## Start Data to use

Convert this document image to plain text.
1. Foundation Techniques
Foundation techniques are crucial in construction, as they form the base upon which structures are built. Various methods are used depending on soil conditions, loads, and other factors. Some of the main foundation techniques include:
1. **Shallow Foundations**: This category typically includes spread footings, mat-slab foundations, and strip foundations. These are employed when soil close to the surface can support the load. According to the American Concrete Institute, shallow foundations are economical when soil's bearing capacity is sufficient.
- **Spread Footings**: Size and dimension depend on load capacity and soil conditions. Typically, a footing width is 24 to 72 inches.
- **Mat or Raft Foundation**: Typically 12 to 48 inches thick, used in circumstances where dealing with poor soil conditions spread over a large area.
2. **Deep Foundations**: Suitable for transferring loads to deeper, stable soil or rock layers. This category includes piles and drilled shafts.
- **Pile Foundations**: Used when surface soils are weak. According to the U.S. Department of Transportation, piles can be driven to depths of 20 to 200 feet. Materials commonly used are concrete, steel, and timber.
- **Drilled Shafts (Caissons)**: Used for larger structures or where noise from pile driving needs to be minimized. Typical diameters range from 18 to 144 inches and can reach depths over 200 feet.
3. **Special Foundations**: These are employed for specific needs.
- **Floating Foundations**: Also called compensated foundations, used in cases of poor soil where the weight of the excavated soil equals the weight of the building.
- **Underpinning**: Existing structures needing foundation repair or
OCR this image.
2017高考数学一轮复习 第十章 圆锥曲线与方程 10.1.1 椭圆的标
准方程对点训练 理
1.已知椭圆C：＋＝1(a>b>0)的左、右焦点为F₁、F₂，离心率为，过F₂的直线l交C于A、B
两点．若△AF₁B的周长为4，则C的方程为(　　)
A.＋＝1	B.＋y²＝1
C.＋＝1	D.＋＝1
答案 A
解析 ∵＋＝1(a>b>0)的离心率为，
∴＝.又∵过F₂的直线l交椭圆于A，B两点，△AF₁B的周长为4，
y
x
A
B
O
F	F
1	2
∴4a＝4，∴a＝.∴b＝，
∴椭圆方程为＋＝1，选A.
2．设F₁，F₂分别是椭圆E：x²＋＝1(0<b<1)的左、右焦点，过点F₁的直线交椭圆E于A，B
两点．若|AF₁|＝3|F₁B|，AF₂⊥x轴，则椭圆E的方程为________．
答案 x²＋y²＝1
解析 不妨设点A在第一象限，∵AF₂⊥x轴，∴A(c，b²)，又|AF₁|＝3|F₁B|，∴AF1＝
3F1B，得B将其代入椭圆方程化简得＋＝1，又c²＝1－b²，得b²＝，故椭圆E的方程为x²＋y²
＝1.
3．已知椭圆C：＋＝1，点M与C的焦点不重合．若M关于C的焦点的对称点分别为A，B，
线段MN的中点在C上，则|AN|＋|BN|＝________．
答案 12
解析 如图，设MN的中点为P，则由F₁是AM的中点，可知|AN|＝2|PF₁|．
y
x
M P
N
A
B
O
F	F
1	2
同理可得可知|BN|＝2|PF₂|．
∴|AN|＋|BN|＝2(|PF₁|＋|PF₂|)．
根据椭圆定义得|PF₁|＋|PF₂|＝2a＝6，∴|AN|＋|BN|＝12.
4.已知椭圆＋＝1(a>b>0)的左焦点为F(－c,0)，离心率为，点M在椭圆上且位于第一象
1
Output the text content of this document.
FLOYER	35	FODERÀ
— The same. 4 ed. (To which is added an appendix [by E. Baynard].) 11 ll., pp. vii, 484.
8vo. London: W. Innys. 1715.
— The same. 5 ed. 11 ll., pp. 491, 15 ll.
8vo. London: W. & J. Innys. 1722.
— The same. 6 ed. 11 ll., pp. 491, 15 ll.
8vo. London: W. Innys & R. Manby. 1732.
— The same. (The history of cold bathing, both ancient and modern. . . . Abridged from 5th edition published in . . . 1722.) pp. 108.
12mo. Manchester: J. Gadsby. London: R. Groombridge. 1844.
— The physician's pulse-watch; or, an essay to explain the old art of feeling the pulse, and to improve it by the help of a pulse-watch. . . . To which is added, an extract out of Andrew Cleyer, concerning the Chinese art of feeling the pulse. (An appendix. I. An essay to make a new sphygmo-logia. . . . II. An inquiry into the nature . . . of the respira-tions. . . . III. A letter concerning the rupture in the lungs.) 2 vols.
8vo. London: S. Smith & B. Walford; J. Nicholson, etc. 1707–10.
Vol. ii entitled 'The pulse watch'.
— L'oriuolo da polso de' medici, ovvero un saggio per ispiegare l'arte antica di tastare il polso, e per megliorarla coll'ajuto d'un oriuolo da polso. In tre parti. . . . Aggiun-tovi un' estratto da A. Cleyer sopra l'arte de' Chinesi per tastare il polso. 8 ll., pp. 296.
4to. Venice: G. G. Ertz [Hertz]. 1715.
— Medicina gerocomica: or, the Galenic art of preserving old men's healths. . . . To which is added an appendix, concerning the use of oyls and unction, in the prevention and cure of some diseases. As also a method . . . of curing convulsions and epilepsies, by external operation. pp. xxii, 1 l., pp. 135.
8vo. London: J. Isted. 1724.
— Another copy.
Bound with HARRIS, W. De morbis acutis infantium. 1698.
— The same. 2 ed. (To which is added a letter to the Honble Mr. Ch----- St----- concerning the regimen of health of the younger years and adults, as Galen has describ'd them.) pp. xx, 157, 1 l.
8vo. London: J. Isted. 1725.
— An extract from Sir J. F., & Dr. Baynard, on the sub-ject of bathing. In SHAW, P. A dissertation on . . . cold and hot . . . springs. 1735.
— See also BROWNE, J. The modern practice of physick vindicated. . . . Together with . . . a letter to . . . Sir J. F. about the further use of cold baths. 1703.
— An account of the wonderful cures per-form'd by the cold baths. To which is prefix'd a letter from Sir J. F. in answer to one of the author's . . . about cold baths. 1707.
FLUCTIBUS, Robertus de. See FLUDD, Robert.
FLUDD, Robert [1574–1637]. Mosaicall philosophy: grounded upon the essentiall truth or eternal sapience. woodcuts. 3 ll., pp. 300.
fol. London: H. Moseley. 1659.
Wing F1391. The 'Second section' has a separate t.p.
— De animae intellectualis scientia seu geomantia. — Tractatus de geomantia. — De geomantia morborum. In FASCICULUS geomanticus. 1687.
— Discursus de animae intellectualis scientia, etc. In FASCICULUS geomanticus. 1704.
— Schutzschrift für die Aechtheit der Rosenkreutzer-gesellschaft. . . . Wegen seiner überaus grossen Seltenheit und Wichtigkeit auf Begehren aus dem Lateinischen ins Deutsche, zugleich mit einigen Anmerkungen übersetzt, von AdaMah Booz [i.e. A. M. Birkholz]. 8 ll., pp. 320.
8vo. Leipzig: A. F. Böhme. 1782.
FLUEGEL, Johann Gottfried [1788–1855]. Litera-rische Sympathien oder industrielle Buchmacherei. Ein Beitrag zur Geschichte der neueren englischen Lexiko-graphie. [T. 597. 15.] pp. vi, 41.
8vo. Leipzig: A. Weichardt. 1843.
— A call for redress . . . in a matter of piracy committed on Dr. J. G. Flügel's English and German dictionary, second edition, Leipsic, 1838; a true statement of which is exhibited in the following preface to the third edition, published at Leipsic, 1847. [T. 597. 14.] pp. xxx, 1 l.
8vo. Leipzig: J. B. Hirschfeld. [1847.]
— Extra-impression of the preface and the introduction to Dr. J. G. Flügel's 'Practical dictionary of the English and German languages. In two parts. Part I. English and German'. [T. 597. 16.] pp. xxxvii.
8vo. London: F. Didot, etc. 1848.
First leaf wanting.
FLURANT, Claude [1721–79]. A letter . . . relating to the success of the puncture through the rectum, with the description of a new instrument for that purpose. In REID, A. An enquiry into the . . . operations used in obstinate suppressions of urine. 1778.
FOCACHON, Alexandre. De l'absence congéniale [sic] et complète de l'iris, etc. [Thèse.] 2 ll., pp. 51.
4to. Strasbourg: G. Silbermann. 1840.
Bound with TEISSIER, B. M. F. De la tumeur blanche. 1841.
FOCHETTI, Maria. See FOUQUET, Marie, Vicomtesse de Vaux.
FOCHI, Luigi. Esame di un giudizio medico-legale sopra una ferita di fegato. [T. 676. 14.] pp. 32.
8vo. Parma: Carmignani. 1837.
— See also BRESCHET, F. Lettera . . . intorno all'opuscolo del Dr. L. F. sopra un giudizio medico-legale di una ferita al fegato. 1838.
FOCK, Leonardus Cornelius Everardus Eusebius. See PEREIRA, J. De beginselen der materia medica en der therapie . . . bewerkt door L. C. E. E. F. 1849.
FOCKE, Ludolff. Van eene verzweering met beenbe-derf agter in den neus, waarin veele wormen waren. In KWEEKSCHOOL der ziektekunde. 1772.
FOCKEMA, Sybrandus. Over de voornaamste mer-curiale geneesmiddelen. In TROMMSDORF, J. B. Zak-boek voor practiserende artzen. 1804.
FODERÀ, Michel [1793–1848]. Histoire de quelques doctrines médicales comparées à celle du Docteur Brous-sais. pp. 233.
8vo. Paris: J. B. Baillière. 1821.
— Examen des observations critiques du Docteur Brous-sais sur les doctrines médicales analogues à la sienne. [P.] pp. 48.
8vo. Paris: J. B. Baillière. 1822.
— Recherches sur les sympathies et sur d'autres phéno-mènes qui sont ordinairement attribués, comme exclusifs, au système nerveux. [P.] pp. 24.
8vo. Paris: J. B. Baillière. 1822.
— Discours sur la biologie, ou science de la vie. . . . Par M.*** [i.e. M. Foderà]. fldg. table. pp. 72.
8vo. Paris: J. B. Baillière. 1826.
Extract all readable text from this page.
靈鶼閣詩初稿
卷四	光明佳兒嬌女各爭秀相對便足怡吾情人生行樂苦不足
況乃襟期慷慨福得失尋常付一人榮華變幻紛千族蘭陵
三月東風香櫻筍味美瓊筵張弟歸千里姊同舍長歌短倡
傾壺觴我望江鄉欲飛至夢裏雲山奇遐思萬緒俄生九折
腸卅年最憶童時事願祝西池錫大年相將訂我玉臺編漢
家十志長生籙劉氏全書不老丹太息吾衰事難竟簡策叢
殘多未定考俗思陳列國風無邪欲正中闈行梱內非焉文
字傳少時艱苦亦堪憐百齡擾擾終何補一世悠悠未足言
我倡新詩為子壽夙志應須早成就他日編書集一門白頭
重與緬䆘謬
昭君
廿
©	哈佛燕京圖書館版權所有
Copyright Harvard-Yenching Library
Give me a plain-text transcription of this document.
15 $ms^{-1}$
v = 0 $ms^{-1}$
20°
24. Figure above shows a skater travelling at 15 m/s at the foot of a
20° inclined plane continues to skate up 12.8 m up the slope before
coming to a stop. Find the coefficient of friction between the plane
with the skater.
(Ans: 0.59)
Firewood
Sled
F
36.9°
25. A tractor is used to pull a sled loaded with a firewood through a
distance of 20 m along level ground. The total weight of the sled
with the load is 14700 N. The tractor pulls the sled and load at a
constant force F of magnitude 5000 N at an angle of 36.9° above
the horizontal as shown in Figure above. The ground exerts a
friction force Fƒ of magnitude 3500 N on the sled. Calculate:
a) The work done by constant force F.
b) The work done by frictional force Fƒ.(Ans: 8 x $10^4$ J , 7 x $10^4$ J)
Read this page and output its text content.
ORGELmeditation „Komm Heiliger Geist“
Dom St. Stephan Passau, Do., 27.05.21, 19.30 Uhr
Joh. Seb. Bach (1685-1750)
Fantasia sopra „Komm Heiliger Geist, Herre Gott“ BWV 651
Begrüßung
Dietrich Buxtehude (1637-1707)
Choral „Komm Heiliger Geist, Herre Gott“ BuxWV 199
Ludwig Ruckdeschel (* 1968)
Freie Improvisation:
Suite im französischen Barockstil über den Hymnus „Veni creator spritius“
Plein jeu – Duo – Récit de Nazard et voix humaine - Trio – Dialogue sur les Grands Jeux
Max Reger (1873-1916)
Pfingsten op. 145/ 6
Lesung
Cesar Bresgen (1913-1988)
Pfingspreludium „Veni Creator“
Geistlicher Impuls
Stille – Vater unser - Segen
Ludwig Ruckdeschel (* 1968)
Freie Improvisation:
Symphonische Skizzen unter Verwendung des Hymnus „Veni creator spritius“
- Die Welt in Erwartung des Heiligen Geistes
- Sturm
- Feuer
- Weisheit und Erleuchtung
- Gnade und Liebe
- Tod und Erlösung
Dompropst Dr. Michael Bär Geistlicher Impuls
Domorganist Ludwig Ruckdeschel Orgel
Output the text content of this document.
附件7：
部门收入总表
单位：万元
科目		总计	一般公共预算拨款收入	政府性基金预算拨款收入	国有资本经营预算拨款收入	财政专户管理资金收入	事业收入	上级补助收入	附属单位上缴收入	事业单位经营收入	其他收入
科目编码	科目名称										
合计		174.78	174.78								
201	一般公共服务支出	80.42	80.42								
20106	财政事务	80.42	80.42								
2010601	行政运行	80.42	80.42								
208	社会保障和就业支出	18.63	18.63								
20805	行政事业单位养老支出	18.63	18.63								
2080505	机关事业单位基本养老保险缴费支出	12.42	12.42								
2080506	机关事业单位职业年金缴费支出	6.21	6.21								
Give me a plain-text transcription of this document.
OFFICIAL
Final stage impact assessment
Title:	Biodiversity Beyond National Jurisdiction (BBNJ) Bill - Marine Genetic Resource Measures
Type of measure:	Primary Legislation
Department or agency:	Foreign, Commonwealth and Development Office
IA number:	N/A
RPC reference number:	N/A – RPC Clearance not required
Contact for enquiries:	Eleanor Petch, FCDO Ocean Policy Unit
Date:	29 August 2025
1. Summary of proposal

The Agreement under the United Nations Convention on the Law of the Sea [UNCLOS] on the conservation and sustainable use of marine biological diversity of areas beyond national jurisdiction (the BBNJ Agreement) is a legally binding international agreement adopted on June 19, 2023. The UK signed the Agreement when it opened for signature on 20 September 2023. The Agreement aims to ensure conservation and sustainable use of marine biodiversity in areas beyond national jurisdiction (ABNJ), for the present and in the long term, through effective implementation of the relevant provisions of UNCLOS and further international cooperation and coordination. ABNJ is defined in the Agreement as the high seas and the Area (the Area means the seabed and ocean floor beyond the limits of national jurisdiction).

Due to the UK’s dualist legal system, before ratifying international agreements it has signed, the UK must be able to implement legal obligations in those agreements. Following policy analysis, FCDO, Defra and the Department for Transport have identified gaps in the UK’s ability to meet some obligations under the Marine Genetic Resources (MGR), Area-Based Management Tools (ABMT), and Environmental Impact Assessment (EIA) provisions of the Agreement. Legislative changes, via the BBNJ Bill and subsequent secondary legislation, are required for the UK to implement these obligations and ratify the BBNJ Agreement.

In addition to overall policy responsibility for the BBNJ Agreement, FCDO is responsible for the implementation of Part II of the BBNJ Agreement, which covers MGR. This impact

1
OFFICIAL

## End Data to use

[What this task involves]
Find the lines above that contain the word "done" and collect them.

[Solution]
a) The work done by constant force F.
b) The work done by frictional force Fƒ.(Ans: 8 x $10^4$ J , 7 x $10^4$ J)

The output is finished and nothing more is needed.